### TASK TO COMPLETE
Please reproduce every record, keeping each one exactly as written.

### MATERIAL PROVIDED
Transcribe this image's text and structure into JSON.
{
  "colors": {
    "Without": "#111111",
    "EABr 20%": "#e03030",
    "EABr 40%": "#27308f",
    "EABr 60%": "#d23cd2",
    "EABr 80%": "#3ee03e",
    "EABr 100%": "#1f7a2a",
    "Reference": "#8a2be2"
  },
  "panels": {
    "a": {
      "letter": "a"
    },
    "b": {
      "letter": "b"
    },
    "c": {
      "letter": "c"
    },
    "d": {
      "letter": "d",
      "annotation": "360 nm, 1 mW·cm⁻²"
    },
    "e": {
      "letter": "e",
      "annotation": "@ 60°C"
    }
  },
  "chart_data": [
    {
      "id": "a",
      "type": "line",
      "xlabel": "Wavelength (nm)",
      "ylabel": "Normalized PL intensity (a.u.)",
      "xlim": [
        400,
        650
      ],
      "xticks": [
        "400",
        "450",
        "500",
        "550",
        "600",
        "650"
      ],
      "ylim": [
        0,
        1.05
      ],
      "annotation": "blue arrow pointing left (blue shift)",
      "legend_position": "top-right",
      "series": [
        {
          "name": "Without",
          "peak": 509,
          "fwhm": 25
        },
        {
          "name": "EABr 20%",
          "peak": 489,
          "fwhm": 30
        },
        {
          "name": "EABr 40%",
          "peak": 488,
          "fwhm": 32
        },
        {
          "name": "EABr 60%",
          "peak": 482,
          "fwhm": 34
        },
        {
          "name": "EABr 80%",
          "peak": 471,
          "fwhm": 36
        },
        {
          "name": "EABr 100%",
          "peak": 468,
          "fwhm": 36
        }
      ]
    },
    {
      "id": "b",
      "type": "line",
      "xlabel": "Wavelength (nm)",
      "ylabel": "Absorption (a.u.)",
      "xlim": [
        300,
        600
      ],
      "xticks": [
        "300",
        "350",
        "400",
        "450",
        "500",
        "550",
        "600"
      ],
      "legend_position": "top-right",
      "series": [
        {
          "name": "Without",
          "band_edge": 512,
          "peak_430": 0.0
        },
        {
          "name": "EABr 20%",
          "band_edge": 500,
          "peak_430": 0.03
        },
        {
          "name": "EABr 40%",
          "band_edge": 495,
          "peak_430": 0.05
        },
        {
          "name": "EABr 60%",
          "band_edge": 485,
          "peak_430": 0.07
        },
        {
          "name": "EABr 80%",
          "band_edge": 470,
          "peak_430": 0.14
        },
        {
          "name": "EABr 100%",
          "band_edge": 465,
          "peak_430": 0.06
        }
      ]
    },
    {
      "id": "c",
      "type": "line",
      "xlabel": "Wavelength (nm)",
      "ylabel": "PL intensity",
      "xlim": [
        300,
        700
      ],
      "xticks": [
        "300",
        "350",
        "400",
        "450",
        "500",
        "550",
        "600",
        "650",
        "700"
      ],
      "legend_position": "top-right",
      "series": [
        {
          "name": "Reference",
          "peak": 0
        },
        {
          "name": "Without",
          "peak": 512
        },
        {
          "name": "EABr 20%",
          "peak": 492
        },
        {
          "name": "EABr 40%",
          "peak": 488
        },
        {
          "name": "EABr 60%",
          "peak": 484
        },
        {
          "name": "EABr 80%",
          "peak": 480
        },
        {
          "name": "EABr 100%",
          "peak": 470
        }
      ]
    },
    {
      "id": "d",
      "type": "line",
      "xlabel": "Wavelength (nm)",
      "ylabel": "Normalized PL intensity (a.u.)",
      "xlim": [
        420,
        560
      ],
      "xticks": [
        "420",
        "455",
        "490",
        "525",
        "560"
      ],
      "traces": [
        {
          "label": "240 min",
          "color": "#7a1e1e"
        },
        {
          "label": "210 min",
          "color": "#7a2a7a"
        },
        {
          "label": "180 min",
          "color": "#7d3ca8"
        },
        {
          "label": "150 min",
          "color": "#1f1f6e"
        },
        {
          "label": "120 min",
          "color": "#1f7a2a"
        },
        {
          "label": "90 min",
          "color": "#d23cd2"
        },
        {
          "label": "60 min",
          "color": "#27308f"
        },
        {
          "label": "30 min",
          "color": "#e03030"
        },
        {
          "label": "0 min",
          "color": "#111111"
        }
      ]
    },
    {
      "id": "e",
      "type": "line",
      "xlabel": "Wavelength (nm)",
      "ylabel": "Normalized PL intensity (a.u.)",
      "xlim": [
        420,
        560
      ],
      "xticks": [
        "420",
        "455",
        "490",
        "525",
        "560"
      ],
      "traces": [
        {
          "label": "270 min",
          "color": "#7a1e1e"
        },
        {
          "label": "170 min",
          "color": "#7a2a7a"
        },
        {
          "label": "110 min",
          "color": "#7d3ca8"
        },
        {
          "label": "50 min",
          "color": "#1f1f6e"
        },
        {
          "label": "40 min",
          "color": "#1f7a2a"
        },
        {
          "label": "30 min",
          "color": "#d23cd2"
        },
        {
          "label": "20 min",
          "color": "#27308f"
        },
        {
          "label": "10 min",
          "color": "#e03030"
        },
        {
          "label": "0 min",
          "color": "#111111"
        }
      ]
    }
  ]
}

### SOLUTION
Transcribe this image's text and structure into JSON.
{
  "colors": {
    "Without": "#111111",
    "EABr 20%": "#e03030",
    "EABr 40%": "#27308f",
    "EABr 60%": "#d23cd2",
    "EABr 80%": "#3ee03e",
    "EABr 100%": "#1f7a2a",
    "Reference": "#8a2be2"
  },
  "panels": {
    "a": {
      "letter": "a"
    },
    "b": {
      "letter": "b"
    },
    "c": {
      "letter": "c"
    },
    "d": {
      "letter": "d",
      "annotation": "360 nm, 1 mW·cm⁻²"
    },
    "e": {
      "letter": "e",
      "annotation": "@ 60°C"
    }
  },
  "chart_data": [
    {
      "id": "a",
      "type": "line",
      "xlabel": "Wavelength (nm)",
      "ylabel": "Normalized PL intensity (a.u.)",
      "xlim": [
        400,
        650
      ],
      "xticks": [
        "400",
        "450",
        "500",
        "550",
        "600",
        "650"
      ],
      "ylim": [
        0,
        1.05
      ],
      "annotation": "blue arrow pointing left (blue shift)",
      "legend_position": "top-right",
      "series": [
        {
          "name": "Without",
          "peak": 509,
          "fwhm": 25
        },
        {
          "name": "EABr 20%",
          "peak": 489,
          "fwhm": 30
        },
        {
          "name": "EABr 40%",
          "peak": 488,
          "fwhm": 32
        },
        {
          "name": "EABr 60%",
          "peak": 482,
          "fwhm": 34
        },
        {
          "name": "EABr 80%",
          "peak": 471,
          "fwhm": 36
        },
        {
          "name": "EABr 100%",
          "peak": 468,
          "fwhm": 36
        }
      ]
    },
    {
      "id": "b",
      "type": "line",
      "xlabel": "Wavelength (nm)",
      "ylabel": "Absorption (a.u.)",
      "xlim": [
        300,
        600
      ],
      "xticks": [
        "300",
        "350",
        "400",
        "450",
        "500",
        "550",
        "600"
      ],
      "legend_position": "top-right",
      "series": [
        {
          "name": "Without",
          "band_edge": 512,
          "peak_430": 0.0
        },
        {
          "name": "EABr 20%",
          "band_edge": 500,
          "peak_430": 0.03
        },
        {
          "name": "EABr 40%",
          "band_edge": 495,
          "peak_430": 0.05
        },
        {
          "name": "EABr 60%",
          "band_edge": 485,
          "peak_430": 0.07
        },
        {
          "name": "EABr 80%",
          "band_edge": 470,
          "peak_430": 0.14
        },
        {
          "name": "EABr 100%",
          "band_edge": 465,
          "peak_430": 0.06
        }
      ]
    },
    {
      "id": "c",
      "type": "line",
      "xlabel": "Wavelength (nm)",
      "ylabel": "PL intensity",
      "xlim": [
        300,
        700
      ],
      "xticks": [
        "300",
        "350",
        "400",
        "450",
        "500",
        "550",
        "600",
        "650",
        "700"
      ],
      "legend_position": "top-right",
      "series": [
        {
          "name": "Reference",
          "peak": 0
        },
        {
          "name": "Without",
          "peak": 512
        },
        {
          "name": "EABr 20%",
          "peak": 492
        },
        {
          "name": "EABr 40%",
          "peak": 488
        },
        {
          "name": "EABr 60%",
          "peak": 484
        },
        {
          "name": "EABr 80%",
          "peak": 480
        },
        {
          "name": "EABr 100%",
          "peak": 470
        }
      ]
    },
    {
      "id": "d",
      "type": "line",
      "xlabel": "Wavelength (nm)",
      "ylabel": "Normalized PL intensity (a.u.)",
      "xlim": [
        420,
        560
      ],
      "xticks": [
        "420",
        "455",
        "490",
        "525",
        "560"
      ],
      "traces": [
        {
          "label": "240 min",
          "color": "#7a1e1e"
        },
        {
          "label": "210 min",
          "color": "#7a2a7a"
        },
        {
          "label": "180 min",
          "color": "#7d3ca8"
        },
        {
          "label": "150 min",
          "color": "#1f1f6e"
        },
        {
          "label": "120 min",
          "color": "#1f7a2a"
        },
        {
          "label": "90 min",
          "color": "#d23cd2"
        },
        {
          "label": "60 min",
          "color": "#27308f"
        },
        {
          "label": "30 min",
          "color": "#e03030"
        },
        {
          "label": "0 min",
          "color": "#111111"
        }
      ]
    },
    {
      "id": "e",
      "type": "line",
      "xlabel": "Wavelength (nm)",
      "ylabel": "Normalized PL intensity (a.u.)",
      "xlim": [
        420,
        560
      ],
      "xticks": [
        "420",
        "455",
        "490",
        "525",
        "560"
      ],
      "traces": [
        {
          "label": "270 min",
          "color": "#7a1e1e"
        },
        {
          "label": "170 min",
          "color": "#7a2a7a"
        },
        {
          "label": "110 min",
          "color": "#7d3ca8"
        },
        {
          "label": "50 min",
          "color": "#1f1f6e"
        },
        {
          "label": "40 min",
          "color": "#1f7a2a"
        },
        {
          "label": "30 min",
          "color": "#d23cd2"
        },
        {
          "label": "20 min",
          "color": "#27308f"
        },
        {
          "label": "10 min",
          "color": "#e03030"
        },
        {
          "label": "0 min",
          "color": "#111111"
        }
      ]
    }
  ]
}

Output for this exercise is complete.